Items listed in a dataset:
::::
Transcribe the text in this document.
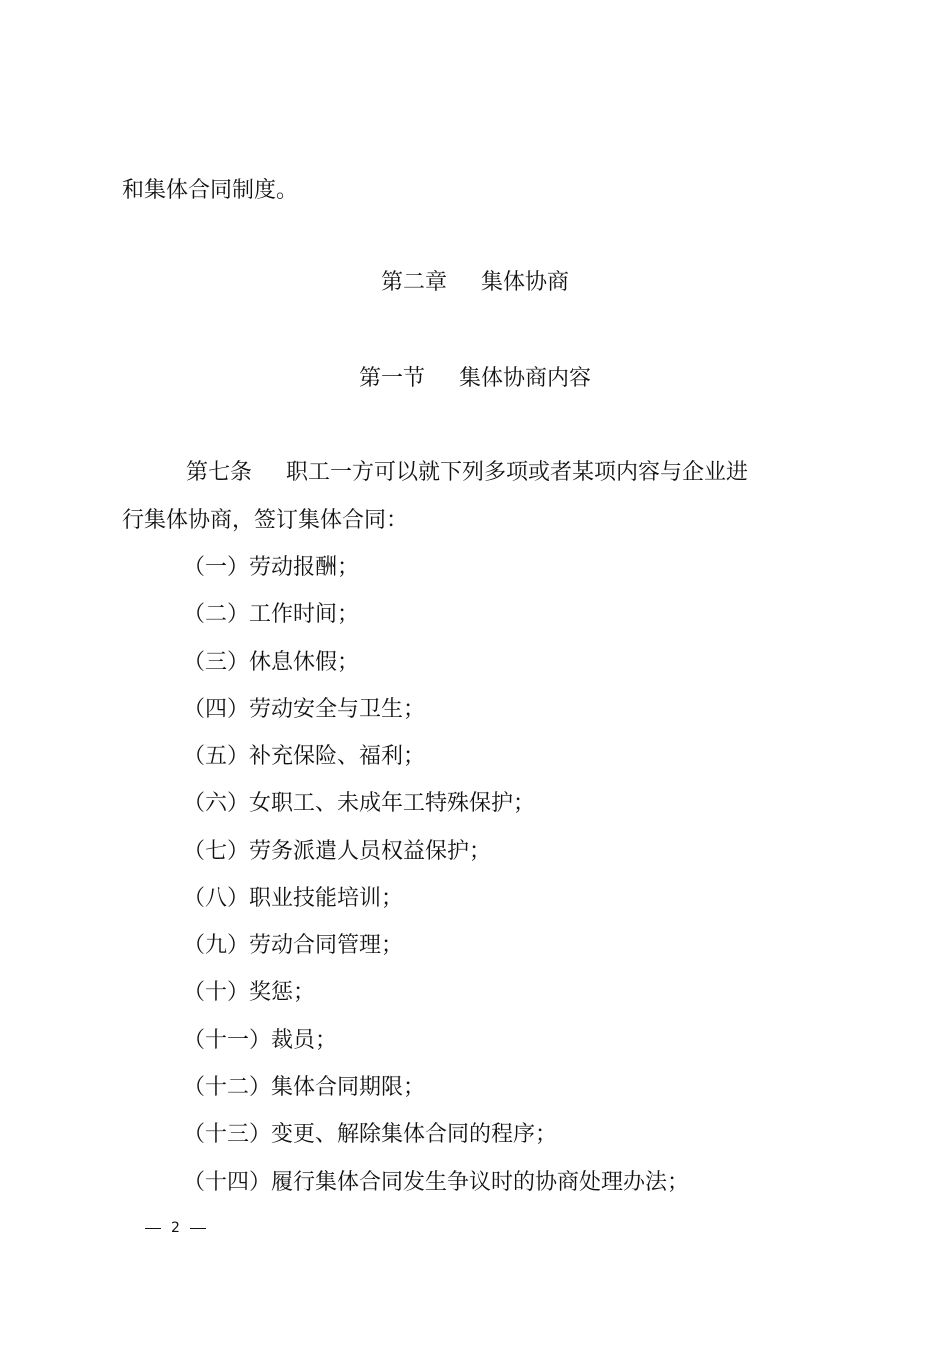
和集体合同制度。

第二章 集体协商
第一节 集体协商内容

第七条 职工一方可以就下列多项或者某项内容与企业进

行集体协商，签订集体合同：

（一）劳动报酬；

（二）工作时间；

（三）休息休假；

（四）劳动安全与卫生；

（五）补充保险、福利；

（六）女职工、未成年工特殊保护；

（七）劳务派遣人员权益保护；

（八）职业技能培训；

（九）劳动合同管理；

（十）奖惩；

（十一）裁员；

（十二）集体合同期限；

（十三）变更、解除集体合同的程序；

（十四）履行集体合同发生争议时的协商处理办法；

2
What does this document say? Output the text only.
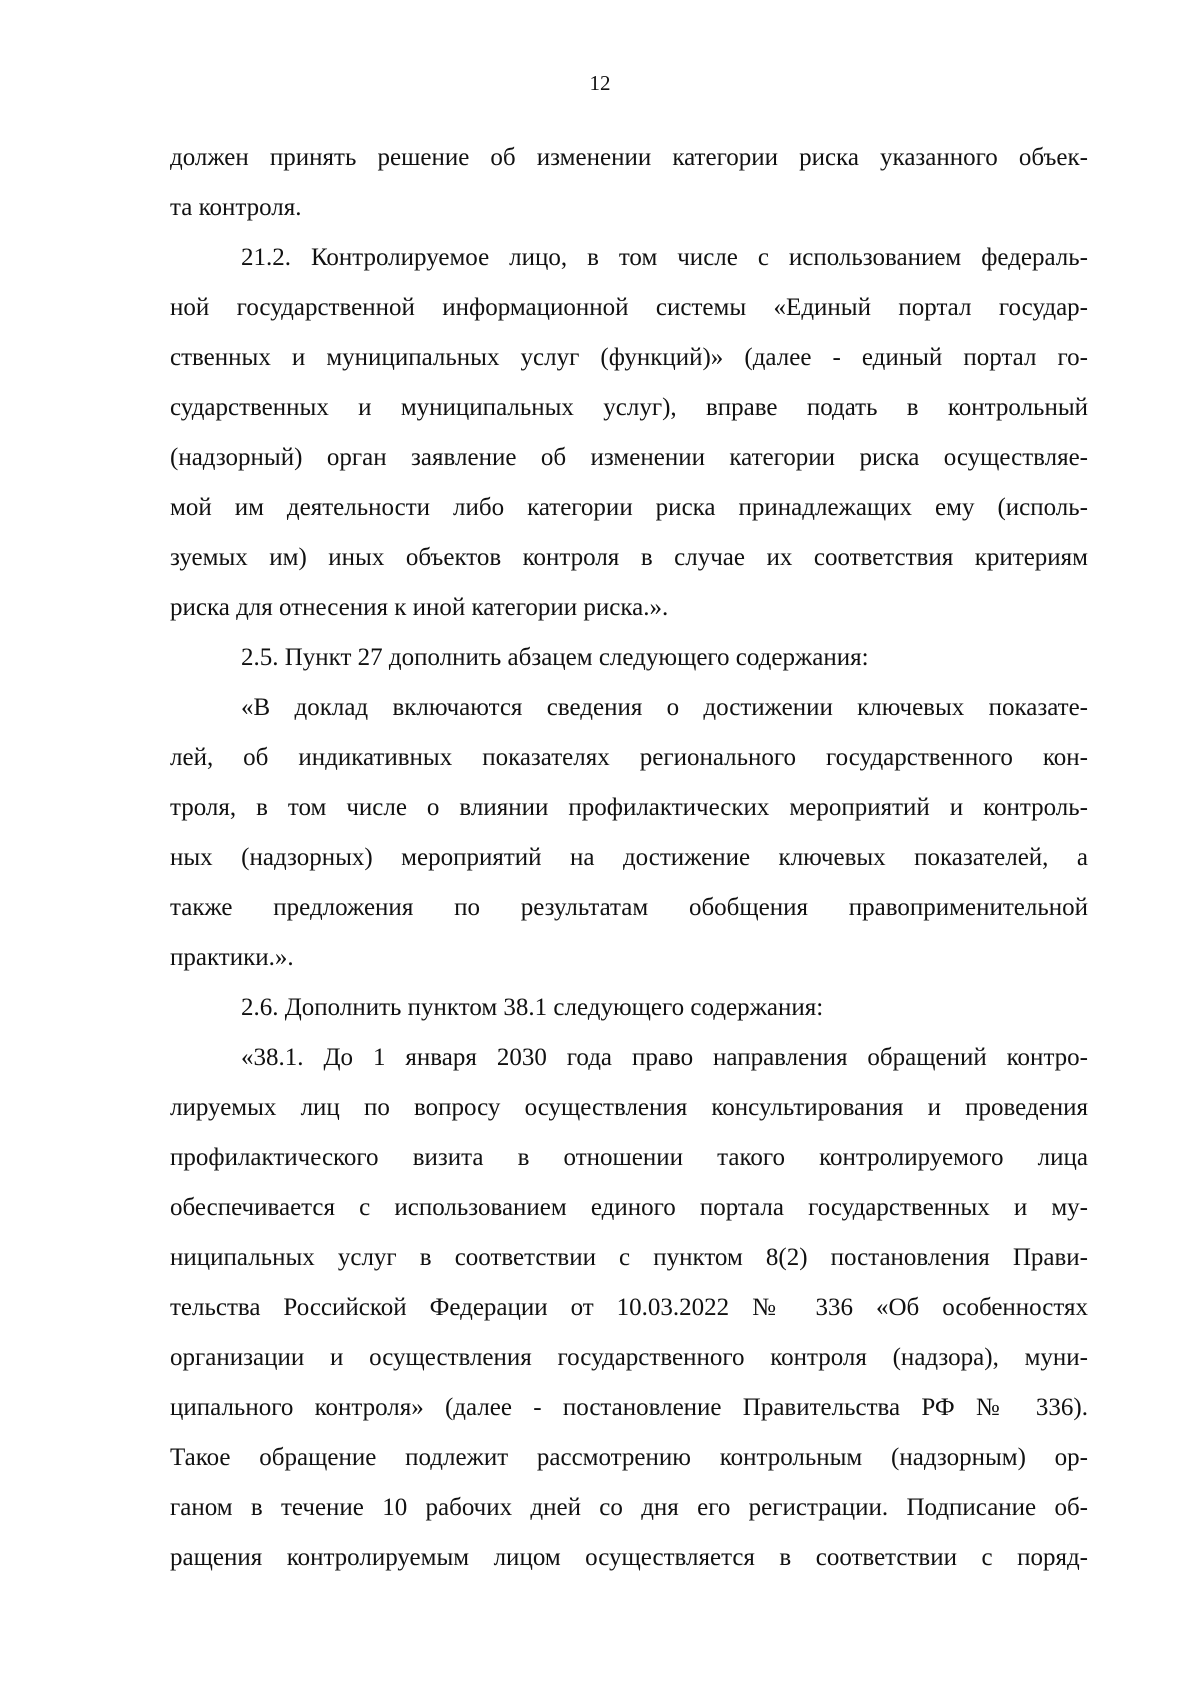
12
должен принять решение об изменении категории риска указанного объек-
та контроля.
21.2. Контролируемое лицо, в том числе с использованием федераль-
ной государственной информационной системы «Единый портал государ-
ственных и муниципальных услуг (функций)» (далее - единый портал го-
сударственных и муниципальных услуг), вправе подать в контрольный
(надзорный) орган заявление об изменении категории риска осуществляе-
мой им деятельности либо категории риска принадлежащих ему (исполь-
зуемых им) иных объектов контроля в случае их соответствия критериям
риска для отнесения к иной категории риска.».
2.5. Пункт 27 дополнить абзацем следующего содержания:
«В доклад включаются сведения о достижении ключевых показате-
лей, об индикативных показателях регионального государственного кон-
троля, в том числе о влиянии профилактических мероприятий и контроль-
ных (надзорных) мероприятий на достижение ключевых показателей, а
также предложения по результатам обобщения правоприменительной
практики.».
2.6. Дополнить пунктом 38.1 следующего содержания:
«38.1. До 1 января 2030 года право направления обращений контро-
лируемых лиц по вопросу осуществления консультирования и проведения
профилактического визита в отношении такого контролируемого лица
обеспечивается с использованием единого портала государственных и му-
ниципальных услуг в соответствии с пунктом 8(2) постановления Прави-
тельства Российской Федерации от 10.03.2022 № 336 «Об особенностях
организации и осуществления государственного контроля (надзора), муни-
ципального контроля» (далее - постановление Правительства РФ № 336).
Такое обращение подлежит рассмотрению контрольным (надзорным) ор-
ганом в течение 10 рабочих дней со дня его регистрации. Подписание об-
ращения контролируемым лицом осуществляется в соответствии с поряд-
::::
◆ AIM OF THE EXERCISE
List each line holding the string "далее".

◆ CORRECT OUTPUT
ственных и муниципальных услуг (функций)» (далее - единый портал го-
ципального контроля» (далее - постановление Правительства РФ № 336).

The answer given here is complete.